[Information supplied start]

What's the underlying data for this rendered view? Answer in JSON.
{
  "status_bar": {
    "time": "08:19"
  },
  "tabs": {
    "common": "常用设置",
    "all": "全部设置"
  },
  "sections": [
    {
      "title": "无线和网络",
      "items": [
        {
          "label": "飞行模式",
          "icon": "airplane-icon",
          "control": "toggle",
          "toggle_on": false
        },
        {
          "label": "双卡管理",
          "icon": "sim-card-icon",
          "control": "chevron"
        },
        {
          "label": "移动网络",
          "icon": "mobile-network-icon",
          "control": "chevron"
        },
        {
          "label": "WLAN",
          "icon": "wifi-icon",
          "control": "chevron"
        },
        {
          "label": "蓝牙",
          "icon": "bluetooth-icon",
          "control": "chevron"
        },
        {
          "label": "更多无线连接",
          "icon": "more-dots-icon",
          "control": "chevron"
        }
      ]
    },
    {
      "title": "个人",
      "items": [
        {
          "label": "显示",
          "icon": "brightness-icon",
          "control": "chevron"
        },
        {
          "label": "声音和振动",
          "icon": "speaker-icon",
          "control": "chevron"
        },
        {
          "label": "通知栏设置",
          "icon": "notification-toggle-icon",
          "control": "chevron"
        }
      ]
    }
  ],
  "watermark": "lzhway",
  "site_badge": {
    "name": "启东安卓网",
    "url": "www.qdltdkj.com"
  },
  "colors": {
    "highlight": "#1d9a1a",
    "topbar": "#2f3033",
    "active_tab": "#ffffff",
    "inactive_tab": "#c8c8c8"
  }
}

[Information supplied end]

- _Instructions to follow_: What is the number of lines that contain "label"? Reply with that number alone.

- _Reply_: 9